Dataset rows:
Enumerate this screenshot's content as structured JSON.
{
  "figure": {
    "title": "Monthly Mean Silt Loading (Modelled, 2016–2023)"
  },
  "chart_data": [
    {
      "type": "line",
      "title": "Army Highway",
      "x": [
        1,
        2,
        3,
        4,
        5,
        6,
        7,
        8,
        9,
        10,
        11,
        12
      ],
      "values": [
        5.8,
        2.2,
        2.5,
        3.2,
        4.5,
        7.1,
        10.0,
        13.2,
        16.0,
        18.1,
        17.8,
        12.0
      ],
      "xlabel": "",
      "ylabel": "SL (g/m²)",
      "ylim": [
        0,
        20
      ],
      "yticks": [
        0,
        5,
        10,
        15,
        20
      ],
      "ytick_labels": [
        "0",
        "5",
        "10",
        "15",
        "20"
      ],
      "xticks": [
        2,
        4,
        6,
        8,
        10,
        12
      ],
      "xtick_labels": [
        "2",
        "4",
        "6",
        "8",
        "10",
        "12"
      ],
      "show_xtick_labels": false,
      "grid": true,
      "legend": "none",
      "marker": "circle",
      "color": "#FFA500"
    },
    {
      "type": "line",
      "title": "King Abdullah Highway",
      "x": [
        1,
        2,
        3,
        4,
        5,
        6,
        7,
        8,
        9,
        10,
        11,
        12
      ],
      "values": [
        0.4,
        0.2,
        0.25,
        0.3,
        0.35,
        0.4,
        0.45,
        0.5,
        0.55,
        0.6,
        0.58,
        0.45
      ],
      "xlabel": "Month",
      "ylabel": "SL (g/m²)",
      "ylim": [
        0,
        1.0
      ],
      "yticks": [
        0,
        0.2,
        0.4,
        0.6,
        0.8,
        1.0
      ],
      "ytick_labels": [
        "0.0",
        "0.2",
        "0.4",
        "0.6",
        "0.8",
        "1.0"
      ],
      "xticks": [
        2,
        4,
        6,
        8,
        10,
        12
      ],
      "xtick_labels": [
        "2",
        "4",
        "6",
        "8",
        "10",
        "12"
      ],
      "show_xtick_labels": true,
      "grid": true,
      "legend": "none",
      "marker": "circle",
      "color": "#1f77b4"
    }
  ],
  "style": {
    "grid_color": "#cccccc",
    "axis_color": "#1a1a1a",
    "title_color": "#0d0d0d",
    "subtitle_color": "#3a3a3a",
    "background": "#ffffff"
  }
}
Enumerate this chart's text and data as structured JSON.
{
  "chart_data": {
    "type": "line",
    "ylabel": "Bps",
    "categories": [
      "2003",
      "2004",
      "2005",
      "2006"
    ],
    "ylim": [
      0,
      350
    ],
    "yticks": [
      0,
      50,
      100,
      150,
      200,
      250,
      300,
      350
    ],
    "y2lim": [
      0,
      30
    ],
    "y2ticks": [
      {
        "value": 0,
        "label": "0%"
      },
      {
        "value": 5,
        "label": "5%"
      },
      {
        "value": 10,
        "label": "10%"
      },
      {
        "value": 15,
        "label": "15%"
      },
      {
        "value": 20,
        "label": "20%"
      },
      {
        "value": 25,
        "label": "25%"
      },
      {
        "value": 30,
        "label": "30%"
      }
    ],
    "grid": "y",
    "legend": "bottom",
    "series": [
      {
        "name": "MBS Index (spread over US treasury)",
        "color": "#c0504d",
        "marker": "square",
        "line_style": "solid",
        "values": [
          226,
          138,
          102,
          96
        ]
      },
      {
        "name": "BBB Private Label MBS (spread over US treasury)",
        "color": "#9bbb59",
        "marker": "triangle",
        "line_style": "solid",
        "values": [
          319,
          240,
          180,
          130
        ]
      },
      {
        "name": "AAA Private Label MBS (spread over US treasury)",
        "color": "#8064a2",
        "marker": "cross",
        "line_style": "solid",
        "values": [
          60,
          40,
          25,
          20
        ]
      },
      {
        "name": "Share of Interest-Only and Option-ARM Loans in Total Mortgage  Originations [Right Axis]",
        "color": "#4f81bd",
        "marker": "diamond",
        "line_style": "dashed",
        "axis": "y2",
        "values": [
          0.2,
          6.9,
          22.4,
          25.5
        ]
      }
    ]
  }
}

▶ _YOUR INSTRUCTIONS_: Write only the number of lines that include "structured".

▶ _ANSWER TO THIS TASK_: 2